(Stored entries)
———

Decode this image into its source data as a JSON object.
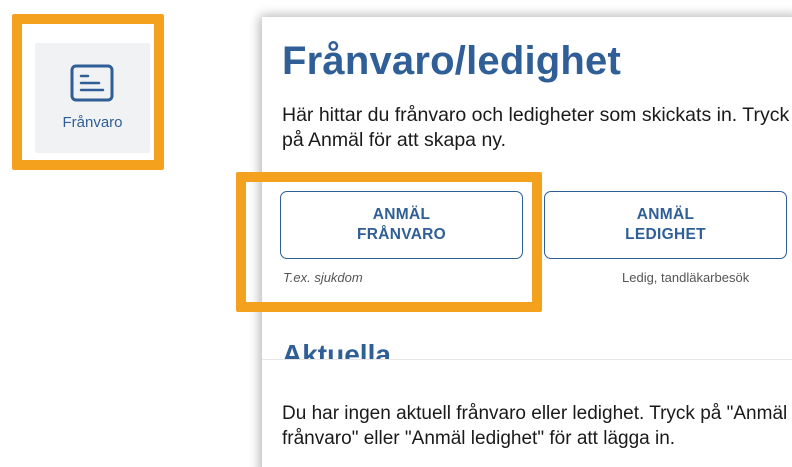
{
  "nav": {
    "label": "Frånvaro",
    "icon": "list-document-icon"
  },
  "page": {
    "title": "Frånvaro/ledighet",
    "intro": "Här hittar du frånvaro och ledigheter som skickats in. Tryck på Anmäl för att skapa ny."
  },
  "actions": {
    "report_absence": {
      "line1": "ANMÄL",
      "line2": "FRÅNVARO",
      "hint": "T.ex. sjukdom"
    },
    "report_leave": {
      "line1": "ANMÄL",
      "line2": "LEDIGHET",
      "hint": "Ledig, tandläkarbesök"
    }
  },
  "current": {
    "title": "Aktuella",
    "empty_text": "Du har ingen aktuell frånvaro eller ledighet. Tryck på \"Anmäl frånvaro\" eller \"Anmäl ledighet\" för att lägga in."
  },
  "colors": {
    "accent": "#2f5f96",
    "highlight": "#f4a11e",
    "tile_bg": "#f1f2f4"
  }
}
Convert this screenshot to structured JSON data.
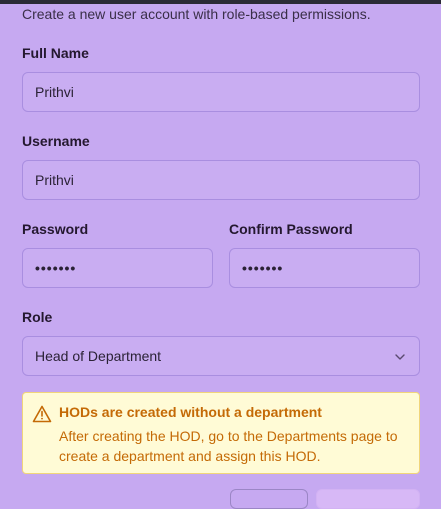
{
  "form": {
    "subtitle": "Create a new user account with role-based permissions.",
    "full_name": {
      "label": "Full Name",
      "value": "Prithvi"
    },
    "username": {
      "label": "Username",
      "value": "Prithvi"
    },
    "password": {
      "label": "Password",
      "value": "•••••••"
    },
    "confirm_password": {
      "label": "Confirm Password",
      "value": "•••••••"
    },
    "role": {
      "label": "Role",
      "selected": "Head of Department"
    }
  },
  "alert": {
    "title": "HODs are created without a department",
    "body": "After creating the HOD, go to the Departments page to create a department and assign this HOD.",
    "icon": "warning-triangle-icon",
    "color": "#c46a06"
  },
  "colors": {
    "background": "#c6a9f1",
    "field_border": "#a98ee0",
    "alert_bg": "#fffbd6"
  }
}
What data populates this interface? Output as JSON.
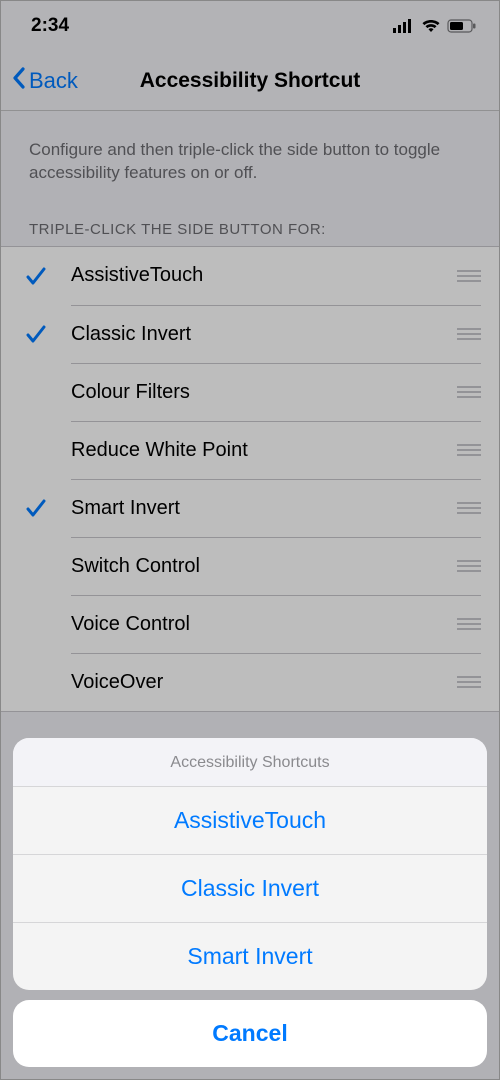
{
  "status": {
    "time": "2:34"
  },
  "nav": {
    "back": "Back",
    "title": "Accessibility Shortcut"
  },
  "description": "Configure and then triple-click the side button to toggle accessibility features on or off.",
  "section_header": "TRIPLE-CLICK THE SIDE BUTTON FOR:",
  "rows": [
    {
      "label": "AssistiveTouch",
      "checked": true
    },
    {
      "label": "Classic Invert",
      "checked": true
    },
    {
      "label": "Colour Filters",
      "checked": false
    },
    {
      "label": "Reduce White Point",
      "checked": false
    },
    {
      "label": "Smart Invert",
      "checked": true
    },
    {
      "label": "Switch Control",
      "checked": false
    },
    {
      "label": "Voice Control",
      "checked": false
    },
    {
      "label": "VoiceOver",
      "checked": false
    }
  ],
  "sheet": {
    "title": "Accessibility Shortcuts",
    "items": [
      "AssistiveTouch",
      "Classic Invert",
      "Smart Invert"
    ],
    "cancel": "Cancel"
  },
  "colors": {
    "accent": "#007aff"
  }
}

———

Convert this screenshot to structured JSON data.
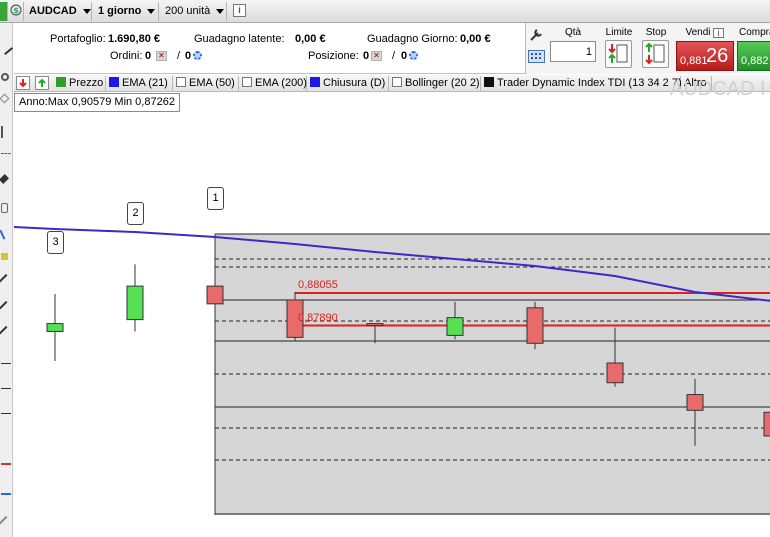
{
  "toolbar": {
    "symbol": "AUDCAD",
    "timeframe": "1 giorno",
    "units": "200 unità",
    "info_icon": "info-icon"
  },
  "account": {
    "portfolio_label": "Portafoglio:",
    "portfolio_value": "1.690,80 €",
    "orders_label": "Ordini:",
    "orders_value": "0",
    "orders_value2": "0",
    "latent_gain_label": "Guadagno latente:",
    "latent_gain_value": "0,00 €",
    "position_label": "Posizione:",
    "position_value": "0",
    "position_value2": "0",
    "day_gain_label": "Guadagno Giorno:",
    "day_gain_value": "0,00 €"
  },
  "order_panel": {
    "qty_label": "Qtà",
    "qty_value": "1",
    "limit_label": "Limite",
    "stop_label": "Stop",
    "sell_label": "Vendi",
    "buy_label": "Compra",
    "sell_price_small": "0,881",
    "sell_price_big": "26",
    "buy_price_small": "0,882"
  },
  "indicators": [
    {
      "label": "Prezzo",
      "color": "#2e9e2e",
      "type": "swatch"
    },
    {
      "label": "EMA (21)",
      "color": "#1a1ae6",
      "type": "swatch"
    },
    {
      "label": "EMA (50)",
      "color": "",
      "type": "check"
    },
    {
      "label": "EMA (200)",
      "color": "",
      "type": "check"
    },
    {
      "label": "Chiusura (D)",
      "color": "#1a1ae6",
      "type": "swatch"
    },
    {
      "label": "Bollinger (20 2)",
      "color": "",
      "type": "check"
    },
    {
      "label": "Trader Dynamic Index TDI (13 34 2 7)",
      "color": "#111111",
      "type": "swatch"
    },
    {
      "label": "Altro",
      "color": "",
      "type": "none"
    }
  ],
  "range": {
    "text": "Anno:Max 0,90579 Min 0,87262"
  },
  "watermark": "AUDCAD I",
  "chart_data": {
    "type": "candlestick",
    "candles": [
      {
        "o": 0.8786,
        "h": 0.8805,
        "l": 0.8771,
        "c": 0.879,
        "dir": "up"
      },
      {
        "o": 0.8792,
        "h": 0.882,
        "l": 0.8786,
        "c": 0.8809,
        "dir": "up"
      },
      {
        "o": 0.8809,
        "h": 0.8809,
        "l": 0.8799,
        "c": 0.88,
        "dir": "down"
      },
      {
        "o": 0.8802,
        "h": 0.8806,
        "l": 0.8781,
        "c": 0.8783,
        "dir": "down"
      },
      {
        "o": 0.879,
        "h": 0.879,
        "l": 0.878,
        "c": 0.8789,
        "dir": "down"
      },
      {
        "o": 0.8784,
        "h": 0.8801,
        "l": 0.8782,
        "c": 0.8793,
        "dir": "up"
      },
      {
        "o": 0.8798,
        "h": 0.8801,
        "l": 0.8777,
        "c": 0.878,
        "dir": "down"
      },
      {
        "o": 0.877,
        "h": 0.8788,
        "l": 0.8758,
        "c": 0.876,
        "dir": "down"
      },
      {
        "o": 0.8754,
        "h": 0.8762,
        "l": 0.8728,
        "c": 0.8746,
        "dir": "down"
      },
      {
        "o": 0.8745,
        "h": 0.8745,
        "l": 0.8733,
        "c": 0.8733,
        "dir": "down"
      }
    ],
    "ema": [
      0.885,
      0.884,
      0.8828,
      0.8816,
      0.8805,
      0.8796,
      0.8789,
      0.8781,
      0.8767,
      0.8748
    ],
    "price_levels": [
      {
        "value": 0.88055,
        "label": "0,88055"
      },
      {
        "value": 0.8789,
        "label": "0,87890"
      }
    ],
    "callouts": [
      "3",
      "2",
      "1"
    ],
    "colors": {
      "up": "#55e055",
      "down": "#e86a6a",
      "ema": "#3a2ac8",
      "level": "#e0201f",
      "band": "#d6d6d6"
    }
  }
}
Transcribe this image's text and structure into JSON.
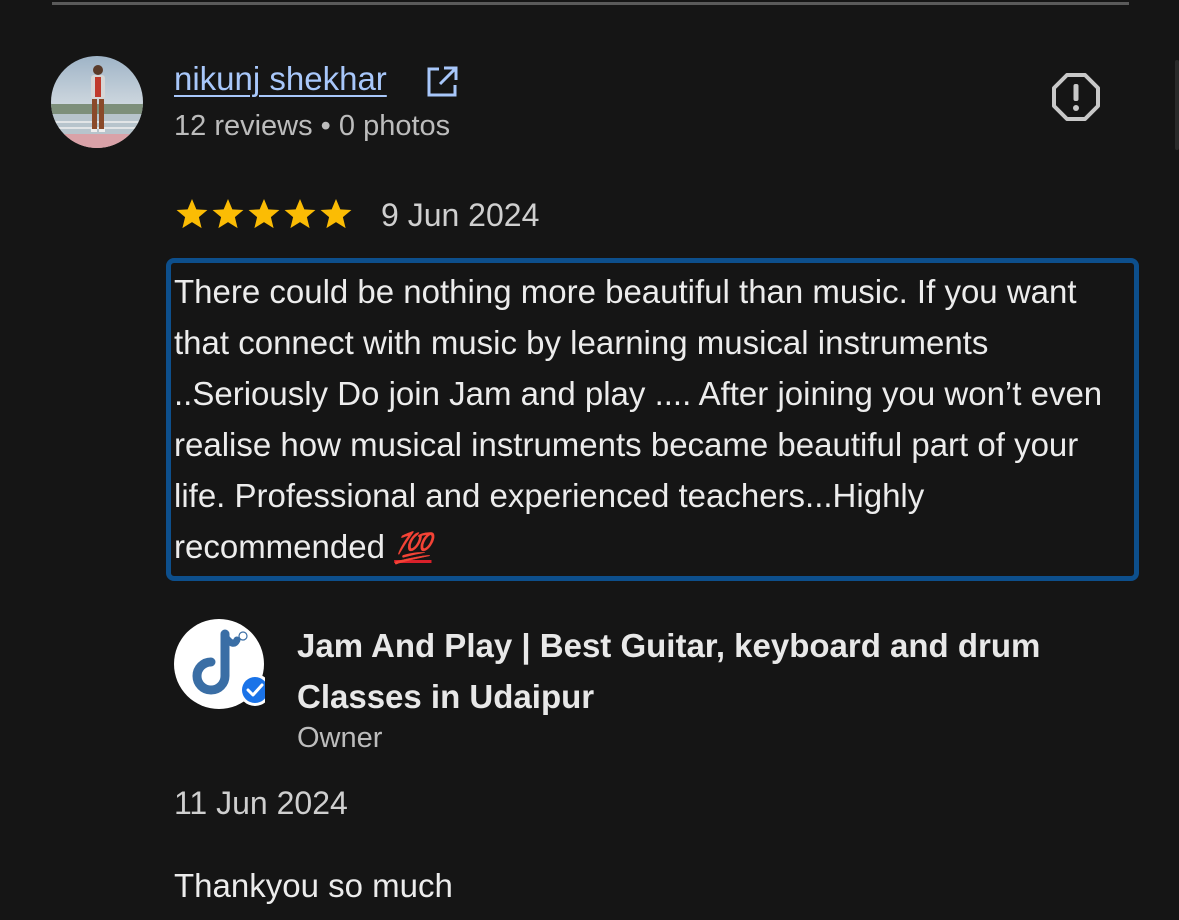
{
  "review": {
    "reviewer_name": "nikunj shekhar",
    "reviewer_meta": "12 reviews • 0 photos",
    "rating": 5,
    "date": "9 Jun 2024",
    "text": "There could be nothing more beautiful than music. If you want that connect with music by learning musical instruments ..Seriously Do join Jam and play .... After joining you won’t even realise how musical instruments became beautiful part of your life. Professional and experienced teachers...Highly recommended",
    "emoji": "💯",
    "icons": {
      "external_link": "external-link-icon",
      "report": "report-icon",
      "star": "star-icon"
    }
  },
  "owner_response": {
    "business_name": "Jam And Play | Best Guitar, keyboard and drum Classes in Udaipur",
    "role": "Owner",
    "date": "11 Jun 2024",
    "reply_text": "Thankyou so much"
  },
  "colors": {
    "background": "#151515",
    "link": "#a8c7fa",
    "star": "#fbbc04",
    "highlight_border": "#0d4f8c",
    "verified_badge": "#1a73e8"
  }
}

———

Task details
From the listing above, collect each line in which the string "this" appears.

Exercise output
Decode this image into its source data as a JSON object.
Convert this screenshot to structured JSON data.
    "body": "After creating the HOD, go to the Departments page to create a department and assign this HOD.",
What data populates this interface? Output as JSON.
Convert this screenshot to structured JSON data.
Transcribe this image's text and structure into JSON.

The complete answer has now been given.